Dataset items
(begin)
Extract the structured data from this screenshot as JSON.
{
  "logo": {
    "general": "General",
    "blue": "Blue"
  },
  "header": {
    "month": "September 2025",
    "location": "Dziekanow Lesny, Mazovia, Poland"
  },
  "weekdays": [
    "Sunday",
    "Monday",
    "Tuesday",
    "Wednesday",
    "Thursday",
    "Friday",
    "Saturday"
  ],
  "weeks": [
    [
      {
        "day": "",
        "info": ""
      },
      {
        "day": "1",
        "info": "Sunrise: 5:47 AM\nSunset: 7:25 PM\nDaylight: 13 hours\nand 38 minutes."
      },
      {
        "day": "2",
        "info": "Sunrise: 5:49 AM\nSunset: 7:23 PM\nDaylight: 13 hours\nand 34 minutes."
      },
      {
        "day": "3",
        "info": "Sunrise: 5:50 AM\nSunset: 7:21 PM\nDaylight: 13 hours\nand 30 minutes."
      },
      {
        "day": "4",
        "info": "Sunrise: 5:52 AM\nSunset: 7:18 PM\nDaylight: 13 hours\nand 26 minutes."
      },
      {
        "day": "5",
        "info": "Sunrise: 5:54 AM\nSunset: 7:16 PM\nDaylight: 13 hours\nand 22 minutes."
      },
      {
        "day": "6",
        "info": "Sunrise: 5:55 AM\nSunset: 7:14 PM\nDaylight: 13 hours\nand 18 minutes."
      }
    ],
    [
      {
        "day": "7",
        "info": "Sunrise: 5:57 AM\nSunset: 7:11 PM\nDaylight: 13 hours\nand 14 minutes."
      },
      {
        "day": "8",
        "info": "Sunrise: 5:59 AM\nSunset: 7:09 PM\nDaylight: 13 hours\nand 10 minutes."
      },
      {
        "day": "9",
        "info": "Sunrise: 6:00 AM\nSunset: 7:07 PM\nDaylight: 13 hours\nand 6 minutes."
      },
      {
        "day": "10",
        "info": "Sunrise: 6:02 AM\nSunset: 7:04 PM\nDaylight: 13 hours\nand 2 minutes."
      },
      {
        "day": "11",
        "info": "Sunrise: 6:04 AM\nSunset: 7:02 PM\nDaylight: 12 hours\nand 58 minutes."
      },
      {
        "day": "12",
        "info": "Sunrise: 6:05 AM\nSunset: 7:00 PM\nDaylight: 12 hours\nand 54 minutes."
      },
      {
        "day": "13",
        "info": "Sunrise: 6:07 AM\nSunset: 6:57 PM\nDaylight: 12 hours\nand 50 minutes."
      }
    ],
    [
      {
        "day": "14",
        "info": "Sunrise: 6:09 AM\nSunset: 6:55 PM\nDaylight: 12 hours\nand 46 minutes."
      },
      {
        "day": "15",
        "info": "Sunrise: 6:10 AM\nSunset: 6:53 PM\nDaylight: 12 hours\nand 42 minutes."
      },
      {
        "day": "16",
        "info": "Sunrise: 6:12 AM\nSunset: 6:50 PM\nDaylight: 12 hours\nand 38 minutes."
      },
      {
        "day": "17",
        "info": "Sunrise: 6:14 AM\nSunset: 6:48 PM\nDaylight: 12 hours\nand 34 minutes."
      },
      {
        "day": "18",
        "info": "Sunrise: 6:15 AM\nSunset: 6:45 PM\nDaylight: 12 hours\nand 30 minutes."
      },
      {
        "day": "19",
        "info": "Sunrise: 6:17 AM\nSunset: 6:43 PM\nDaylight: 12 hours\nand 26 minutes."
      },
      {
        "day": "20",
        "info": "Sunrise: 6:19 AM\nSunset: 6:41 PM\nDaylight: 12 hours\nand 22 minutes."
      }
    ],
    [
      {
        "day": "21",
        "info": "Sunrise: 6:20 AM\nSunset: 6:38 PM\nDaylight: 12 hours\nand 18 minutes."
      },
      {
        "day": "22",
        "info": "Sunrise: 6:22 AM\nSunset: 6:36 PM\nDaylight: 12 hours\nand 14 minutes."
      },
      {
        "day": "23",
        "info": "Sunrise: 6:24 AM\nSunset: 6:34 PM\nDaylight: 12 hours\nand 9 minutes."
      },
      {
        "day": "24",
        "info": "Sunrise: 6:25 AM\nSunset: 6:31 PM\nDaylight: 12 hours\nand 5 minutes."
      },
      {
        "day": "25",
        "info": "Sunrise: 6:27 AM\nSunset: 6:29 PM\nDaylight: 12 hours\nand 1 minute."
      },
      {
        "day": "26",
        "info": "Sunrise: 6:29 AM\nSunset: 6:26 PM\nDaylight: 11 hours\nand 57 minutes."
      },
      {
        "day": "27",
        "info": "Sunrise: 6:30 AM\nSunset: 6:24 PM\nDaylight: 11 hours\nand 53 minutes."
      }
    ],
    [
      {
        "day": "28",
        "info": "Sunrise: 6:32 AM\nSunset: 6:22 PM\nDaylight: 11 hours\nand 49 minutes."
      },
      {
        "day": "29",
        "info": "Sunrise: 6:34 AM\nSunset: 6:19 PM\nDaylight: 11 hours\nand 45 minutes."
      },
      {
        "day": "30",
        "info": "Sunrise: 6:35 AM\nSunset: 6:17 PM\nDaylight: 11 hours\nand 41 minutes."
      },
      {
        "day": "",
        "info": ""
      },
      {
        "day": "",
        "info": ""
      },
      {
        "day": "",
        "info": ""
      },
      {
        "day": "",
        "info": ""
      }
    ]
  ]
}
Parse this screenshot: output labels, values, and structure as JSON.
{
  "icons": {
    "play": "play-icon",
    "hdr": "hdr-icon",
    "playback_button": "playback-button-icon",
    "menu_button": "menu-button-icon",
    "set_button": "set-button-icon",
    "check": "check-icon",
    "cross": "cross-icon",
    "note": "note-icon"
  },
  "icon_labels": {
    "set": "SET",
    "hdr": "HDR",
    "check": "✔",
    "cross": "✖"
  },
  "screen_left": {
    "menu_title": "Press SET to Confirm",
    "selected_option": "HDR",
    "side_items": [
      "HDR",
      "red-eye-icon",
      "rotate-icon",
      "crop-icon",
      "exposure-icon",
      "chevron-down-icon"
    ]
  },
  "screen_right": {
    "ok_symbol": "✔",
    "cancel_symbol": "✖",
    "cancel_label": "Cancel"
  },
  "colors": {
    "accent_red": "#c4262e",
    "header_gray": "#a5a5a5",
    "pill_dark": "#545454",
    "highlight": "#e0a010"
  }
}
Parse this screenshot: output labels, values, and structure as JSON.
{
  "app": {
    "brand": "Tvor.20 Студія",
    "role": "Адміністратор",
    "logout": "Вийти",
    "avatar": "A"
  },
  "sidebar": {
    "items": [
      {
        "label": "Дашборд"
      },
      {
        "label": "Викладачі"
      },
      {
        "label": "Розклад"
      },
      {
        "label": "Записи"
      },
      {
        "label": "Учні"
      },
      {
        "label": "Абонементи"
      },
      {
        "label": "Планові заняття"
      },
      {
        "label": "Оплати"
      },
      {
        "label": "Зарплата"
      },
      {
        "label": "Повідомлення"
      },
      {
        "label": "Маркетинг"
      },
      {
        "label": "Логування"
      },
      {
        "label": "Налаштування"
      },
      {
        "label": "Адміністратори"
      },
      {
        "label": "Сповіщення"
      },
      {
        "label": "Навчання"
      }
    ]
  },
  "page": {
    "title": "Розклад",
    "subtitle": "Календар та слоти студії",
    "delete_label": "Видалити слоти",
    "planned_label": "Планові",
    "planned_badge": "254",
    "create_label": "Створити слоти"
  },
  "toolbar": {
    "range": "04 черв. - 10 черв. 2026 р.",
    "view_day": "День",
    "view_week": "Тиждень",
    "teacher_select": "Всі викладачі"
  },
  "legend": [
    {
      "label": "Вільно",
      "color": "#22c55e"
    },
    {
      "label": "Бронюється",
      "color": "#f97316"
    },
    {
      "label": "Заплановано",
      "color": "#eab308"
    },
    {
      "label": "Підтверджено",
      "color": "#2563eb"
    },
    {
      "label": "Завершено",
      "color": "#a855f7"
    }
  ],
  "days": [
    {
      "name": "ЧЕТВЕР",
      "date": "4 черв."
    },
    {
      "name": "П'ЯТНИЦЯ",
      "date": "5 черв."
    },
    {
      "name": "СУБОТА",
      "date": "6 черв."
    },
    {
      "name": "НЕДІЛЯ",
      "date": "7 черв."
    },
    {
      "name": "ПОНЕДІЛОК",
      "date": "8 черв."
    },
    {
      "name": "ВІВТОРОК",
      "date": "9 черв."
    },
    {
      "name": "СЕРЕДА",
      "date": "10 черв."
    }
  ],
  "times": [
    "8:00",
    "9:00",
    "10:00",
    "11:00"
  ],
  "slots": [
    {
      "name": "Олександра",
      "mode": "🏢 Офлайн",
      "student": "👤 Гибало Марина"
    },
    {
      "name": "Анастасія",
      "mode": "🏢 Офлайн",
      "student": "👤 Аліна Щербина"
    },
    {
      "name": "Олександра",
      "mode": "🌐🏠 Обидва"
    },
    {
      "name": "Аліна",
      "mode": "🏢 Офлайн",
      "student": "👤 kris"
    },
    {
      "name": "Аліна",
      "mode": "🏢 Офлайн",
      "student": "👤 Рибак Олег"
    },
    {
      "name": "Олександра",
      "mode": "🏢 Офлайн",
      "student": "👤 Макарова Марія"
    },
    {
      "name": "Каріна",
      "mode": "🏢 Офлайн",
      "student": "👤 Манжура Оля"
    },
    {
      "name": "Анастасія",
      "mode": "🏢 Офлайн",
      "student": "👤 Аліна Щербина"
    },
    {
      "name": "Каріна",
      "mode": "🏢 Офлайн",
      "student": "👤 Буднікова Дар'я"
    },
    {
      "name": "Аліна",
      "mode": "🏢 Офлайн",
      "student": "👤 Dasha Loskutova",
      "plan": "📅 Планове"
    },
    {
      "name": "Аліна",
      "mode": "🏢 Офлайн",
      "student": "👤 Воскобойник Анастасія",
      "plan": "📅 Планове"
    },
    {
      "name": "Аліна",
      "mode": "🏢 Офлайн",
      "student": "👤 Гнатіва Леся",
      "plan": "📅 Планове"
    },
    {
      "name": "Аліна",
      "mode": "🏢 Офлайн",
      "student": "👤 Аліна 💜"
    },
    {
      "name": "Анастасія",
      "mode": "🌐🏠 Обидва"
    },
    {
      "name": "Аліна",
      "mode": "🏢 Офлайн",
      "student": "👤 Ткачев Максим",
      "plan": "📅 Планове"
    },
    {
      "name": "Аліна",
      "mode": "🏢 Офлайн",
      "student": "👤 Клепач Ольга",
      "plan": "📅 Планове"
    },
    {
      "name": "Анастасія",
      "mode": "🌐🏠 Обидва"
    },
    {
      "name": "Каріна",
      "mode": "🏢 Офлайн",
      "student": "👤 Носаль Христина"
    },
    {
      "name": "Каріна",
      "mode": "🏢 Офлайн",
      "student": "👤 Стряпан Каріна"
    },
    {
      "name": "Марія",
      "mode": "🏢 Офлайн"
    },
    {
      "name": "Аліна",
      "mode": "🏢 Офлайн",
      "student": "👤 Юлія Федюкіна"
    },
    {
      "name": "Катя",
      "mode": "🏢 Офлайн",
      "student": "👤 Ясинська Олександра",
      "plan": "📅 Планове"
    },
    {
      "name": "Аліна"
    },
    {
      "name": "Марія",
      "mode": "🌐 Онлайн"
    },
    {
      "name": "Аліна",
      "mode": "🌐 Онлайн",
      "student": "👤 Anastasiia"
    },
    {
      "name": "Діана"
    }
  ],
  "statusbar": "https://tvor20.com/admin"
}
(end)
§ **Work to complete**
For the listing above, identify each line bearing "button".

§ **Output below**
    "playback_button": "playback-button-icon",
    "menu_button": "menu-button-icon",
    "set_button": "set-button-icon",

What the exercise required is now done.